• **Objective**
Check each line of the material below, and copy it if it holds the string "Satisfaction".

◆ ◆ ◆ ◆ ◆ ◆ ◆

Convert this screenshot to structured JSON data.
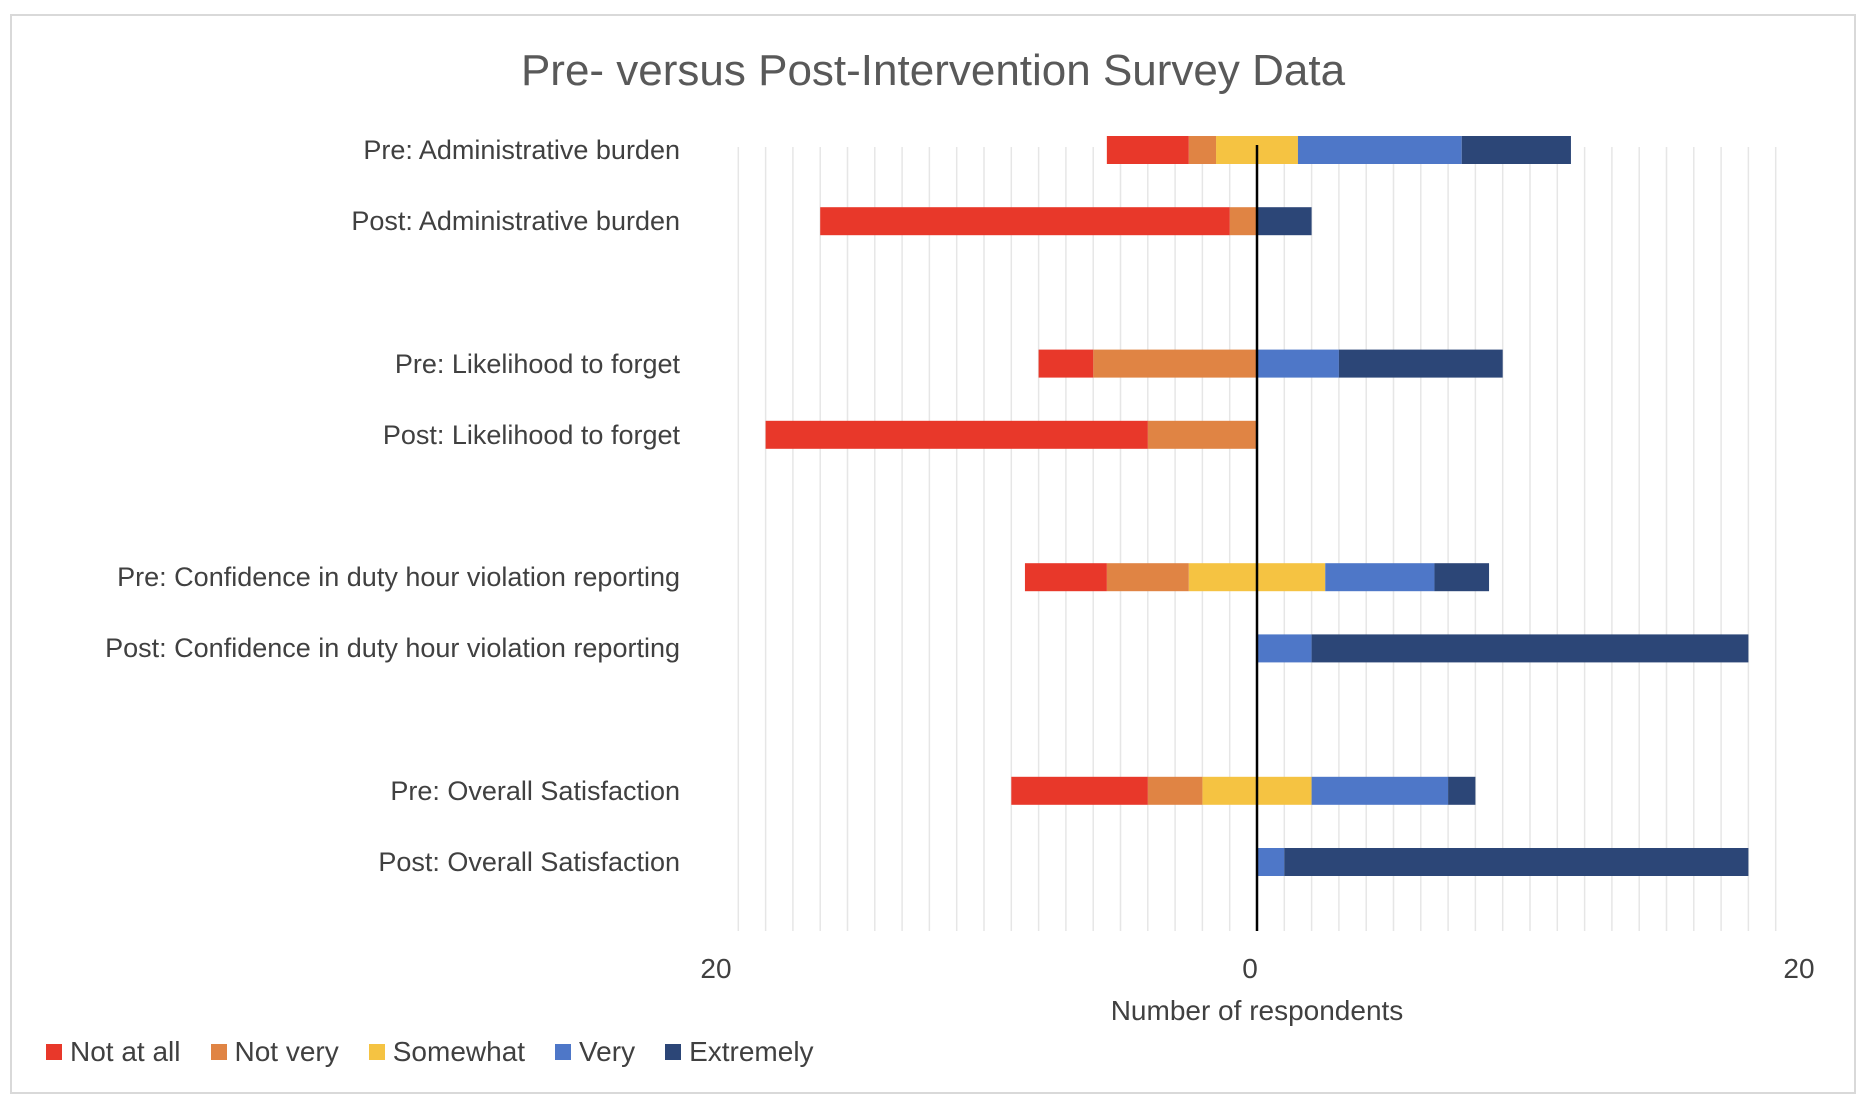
{
  "chart_data": {
    "type": "bar",
    "orientation": "horizontal",
    "stacking": "diverging",
    "title": "Pre- versus Post-Intervention Survey Data",
    "xlabel": "Number of respondents",
    "ylabel": "",
    "xlim": [
      -19,
      19
    ],
    "x_tick_labels": [
      {
        "value": -20,
        "label": "20"
      },
      {
        "value": 0,
        "label": "0"
      },
      {
        "value": 20,
        "label": "20"
      }
    ],
    "grid": "vertical minor gridlines",
    "legend_position": "bottom-left",
    "categories": [
      "Pre: Administrative burden",
      "Post: Administrative burden",
      "",
      "Pre: Likelihood to forget",
      "Post: Likelihood to forget",
      "",
      "Pre: Confidence in duty hour violation reporting",
      "Post: Confidence in duty hour violation reporting",
      "",
      "Pre: Overall Satisfaction",
      "Post: Overall Satisfaction"
    ],
    "series": [
      {
        "name": "Not at all",
        "color": "#e8382a",
        "side": "negative",
        "values": [
          3,
          15,
          null,
          2,
          14,
          null,
          3,
          0,
          null,
          5,
          0
        ]
      },
      {
        "name": "Not very",
        "color": "#e08444",
        "side": "negative",
        "values": [
          1,
          1,
          null,
          6,
          4,
          null,
          3,
          0,
          null,
          2,
          0
        ]
      },
      {
        "name": "Somewhat",
        "color": "#f5c342",
        "side": "split",
        "values": [
          3,
          0,
          null,
          0,
          0,
          null,
          5,
          0,
          null,
          4,
          0
        ]
      },
      {
        "name": "Very",
        "color": "#4e77c8",
        "side": "positive",
        "values": [
          6,
          0,
          null,
          3,
          0,
          null,
          4,
          2,
          null,
          5,
          1
        ]
      },
      {
        "name": "Extremely",
        "color": "#2c4677",
        "side": "positive",
        "values": [
          4,
          2,
          null,
          6,
          0,
          null,
          2,
          16,
          null,
          1,
          17
        ]
      }
    ]
  }
}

◆ ◆ ◆ ◆ ◆ ◆ ◆

• **Exercise output**
      "Pre: Overall Satisfaction",
      "Post: Overall Satisfaction"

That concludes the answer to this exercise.